-- start PASSAGE TO READ --

Drifting

In Memoriam II


Sometimes I am whispering your name... When nobody can hear me, when I am hidden in my rooms, in cold walls around which there is no one for miles...
It is not that I miss you... I ran away from the moments without you, holding you as before.. Then, I aloud myself just to breath nearby you without words, and my body is healing from the alien's touchings, kisses of a strangers in whom I was devotedly looking for you... although I knew in advance - you were in none of them.
I wish then to disintegrate, that my ash spills till nonrecognition, to stay in that breathing forever... Close to you...
I ask myself why I had to meet you.. Why you had to leave me.. Why I do not know how to walk alone, my steps are stumbling, my knees are scratched from fallings and repeated up-standings, from tryings to stand up, vainly..
You wont give me your hand, wont ask me how I am, just one forgive me and your conscious is peaceful? Is there.. Is there a justice for those who went by wrong path by their own will, knowingly what they are doing.. It is bitter the taste of your skin under my fingers.. I do not blame you for anything..

-- end PASSAGE TO READ --
-- start ENTRIES SUPPLIED --

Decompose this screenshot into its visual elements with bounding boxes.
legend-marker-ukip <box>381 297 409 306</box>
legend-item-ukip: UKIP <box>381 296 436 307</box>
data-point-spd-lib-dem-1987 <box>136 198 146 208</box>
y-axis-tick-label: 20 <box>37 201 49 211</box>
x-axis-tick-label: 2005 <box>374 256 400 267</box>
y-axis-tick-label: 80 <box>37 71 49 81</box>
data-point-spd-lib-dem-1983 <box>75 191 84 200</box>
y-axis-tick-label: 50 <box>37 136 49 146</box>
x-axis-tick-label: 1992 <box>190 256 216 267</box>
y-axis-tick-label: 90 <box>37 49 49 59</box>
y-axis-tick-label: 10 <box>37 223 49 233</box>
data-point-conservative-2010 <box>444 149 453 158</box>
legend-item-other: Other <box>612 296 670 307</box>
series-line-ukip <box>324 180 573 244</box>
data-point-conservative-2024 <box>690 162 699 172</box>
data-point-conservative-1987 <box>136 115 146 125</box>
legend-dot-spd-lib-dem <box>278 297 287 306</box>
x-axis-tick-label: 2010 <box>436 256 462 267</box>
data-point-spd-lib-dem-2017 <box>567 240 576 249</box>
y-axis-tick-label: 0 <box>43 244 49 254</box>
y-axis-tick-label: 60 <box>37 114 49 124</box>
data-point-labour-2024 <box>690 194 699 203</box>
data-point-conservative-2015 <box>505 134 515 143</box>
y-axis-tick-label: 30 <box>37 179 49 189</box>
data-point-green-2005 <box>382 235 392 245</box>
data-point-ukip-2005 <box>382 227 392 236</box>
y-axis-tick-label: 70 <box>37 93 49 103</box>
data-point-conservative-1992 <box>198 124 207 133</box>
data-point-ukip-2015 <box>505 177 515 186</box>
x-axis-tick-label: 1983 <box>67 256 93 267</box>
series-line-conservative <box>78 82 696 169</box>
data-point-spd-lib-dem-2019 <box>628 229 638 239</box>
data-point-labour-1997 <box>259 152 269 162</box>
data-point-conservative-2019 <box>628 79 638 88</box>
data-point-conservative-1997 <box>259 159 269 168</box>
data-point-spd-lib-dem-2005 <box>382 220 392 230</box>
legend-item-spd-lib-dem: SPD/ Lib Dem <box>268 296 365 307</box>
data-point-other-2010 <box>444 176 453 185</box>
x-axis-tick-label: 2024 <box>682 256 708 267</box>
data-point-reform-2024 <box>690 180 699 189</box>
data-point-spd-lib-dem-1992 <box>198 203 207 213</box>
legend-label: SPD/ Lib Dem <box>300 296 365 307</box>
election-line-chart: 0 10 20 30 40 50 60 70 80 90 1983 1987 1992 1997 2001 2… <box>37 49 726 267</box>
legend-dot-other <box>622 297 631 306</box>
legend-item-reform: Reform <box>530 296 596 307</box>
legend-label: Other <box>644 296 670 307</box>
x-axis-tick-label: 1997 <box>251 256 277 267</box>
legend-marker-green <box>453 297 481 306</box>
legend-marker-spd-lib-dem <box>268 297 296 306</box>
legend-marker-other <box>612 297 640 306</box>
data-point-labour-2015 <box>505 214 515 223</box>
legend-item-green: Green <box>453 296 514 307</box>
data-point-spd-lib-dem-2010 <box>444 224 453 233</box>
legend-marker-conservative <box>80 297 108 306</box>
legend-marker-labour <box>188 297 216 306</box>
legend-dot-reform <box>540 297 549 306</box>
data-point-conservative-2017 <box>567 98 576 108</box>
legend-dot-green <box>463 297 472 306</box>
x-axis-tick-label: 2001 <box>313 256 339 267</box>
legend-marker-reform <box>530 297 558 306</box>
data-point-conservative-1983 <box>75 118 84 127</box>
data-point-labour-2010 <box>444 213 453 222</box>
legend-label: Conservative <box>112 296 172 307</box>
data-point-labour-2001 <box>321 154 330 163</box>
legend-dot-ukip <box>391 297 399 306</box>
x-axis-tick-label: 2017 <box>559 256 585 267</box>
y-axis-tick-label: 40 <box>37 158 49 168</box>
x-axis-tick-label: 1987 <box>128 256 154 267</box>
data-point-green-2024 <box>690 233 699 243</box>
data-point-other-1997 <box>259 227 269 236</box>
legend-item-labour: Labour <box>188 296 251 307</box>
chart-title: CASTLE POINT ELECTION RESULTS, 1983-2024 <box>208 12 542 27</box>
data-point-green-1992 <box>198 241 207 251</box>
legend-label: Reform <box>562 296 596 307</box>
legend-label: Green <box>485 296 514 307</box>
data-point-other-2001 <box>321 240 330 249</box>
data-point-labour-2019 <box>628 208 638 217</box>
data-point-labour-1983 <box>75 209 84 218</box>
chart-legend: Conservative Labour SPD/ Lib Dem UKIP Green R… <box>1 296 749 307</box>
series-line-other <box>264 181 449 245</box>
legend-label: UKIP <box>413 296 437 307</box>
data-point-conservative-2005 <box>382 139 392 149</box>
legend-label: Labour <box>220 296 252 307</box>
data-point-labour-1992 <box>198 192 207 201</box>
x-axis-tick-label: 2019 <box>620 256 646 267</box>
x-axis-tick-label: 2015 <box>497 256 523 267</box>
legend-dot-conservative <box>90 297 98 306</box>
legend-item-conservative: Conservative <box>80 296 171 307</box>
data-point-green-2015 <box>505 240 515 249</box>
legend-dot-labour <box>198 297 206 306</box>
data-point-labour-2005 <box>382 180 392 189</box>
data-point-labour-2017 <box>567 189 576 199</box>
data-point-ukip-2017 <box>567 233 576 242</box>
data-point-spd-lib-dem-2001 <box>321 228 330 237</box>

-- end ENTRIES SUPPLIED --

• EXERCISES:
1. For the "In Memoriam II" passage, state whether each statement agrees with it, answering yes or no and quoting the deciding words: (a) the speaker whispers the addressee's name when nobody can hear; (b) the speaker blames the addressee; (c) the speaker says they know how to walk alone.
2. Quote the "In Memoriam II" passage word for word, starting at the words that contain "I wish then" and stopping after "stand up, vainly..".

• SOLUTIONS PER TASK:
1.
(a) Yes: "Sometimes I am whispering your name... When nobody can hear me"
(b) No: "I do not blame you for anything.."
(c) No: "Why I do not know how to walk alone"

2.
I wish then to disintegrate, that my ash spills till nonrecognition, to stay in that breathing forever... Close to you...
I ask myself why I had to meet you.. Why you had to leave me.. Why I do not know how to walk alone, my steps are stumbling, my knees are scratched from fallings and repeated up-standings, from tryings to stand up, vainly..